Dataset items
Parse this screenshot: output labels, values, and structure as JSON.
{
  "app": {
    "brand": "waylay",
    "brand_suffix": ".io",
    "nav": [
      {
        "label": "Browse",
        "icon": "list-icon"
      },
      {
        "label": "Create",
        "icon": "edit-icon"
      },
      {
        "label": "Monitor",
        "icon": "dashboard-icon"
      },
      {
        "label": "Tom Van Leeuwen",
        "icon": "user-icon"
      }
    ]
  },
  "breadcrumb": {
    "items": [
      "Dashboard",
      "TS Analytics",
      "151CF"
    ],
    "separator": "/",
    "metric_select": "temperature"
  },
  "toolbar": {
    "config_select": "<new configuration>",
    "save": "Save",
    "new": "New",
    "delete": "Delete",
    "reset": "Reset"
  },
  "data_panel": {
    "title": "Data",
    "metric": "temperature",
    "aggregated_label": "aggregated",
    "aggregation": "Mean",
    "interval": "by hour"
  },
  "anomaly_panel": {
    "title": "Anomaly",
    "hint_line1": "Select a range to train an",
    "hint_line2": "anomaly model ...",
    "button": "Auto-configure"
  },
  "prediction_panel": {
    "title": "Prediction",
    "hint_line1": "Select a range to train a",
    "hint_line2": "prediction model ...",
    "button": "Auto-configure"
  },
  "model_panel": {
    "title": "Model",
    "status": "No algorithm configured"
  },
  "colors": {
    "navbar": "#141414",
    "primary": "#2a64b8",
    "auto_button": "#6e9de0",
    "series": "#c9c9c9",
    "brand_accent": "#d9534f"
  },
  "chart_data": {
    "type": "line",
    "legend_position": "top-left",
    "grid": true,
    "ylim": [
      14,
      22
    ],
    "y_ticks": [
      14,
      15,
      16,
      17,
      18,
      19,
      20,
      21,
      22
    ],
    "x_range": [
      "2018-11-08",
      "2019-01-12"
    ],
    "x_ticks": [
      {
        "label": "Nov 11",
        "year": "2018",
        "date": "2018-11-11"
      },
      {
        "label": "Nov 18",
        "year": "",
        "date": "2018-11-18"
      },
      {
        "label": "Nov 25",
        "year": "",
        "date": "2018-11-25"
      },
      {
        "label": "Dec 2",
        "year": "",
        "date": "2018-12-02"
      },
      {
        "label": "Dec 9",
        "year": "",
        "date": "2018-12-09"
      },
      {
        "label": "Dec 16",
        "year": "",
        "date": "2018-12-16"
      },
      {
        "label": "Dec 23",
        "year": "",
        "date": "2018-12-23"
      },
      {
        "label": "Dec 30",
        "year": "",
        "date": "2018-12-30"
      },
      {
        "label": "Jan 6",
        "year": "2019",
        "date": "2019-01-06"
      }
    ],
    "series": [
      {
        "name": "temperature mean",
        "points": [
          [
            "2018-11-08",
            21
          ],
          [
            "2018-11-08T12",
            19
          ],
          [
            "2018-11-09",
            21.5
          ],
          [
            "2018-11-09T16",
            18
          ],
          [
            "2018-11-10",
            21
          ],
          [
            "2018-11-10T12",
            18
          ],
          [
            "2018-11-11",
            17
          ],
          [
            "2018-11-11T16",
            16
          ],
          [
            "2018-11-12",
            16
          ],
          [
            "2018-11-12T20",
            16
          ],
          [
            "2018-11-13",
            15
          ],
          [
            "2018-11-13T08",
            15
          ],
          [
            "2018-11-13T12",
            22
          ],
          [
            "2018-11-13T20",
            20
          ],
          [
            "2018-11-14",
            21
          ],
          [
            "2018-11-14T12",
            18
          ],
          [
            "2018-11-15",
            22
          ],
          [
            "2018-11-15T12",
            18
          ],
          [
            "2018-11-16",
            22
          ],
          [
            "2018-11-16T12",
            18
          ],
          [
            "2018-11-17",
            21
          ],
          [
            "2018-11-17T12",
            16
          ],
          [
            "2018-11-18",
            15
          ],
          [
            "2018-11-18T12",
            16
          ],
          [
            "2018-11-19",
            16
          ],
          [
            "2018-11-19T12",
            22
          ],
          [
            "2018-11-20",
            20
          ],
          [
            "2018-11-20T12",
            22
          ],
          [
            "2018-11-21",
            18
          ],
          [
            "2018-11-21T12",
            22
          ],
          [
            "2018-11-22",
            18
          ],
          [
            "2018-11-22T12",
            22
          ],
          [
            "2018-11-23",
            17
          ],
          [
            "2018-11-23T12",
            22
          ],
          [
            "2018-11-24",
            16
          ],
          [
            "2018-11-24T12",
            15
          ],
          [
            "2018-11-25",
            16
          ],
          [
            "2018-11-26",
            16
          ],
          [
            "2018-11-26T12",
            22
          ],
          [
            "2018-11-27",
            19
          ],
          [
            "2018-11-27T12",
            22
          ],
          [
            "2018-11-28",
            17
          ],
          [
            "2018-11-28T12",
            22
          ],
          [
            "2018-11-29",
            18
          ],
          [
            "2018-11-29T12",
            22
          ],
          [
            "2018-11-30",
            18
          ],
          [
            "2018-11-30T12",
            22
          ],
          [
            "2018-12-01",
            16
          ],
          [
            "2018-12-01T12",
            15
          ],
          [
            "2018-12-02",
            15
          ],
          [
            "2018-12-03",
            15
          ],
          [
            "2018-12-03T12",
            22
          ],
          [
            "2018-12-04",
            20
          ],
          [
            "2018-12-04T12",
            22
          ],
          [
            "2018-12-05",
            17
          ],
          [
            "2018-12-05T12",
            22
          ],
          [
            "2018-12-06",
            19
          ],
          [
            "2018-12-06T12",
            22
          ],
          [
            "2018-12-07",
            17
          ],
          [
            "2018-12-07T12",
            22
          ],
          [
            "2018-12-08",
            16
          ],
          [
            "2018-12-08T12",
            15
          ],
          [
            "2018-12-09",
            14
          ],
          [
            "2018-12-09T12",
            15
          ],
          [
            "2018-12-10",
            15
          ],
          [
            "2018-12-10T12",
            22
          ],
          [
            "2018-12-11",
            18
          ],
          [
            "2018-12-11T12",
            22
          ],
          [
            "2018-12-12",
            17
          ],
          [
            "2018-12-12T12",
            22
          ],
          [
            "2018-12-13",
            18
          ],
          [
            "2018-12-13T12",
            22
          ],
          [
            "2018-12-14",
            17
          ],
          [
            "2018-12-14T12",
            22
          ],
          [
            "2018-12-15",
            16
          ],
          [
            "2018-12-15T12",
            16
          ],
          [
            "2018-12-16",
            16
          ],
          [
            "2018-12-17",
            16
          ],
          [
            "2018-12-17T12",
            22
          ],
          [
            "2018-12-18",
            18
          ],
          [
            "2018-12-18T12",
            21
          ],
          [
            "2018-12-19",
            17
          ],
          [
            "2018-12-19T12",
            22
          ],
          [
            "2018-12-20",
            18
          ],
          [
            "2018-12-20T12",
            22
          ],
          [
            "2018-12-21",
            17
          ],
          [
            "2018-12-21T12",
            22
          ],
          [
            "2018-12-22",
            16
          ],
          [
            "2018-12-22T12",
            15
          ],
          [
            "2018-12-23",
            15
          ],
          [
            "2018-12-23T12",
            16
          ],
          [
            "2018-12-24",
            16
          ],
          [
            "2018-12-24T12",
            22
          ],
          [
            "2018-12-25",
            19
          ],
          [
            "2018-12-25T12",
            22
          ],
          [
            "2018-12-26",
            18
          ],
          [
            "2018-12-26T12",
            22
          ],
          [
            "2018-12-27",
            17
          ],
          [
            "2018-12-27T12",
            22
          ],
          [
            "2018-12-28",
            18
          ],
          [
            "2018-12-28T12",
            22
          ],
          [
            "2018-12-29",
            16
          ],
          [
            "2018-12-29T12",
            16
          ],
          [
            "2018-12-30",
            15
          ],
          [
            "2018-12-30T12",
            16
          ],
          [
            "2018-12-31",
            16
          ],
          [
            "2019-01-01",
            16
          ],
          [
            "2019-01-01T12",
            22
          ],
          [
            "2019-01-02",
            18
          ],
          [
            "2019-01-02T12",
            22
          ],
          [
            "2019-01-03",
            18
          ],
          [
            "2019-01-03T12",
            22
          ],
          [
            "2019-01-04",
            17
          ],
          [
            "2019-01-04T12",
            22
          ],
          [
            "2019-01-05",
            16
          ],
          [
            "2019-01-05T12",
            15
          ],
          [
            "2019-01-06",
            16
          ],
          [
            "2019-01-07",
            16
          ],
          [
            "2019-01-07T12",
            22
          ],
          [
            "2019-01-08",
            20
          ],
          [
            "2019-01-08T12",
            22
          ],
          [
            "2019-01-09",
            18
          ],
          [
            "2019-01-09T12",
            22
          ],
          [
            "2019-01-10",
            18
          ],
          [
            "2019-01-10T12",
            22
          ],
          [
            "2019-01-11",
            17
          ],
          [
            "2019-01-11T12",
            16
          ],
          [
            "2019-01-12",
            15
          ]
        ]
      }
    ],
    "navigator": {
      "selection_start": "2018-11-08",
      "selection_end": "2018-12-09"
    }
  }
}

### Exercise brief
Show all lines above holding "date".

### Answer to this problem
        "date": "2018-11-11"
        "date": "2018-11-18"
        "date": "2018-11-25"
        "date": "2018-12-02"
        "date": "2018-12-09"
        "date": "2018-12-16"
        "date": "2018-12-23"
        "date": "2018-12-30"
        "date": "2019-01-06"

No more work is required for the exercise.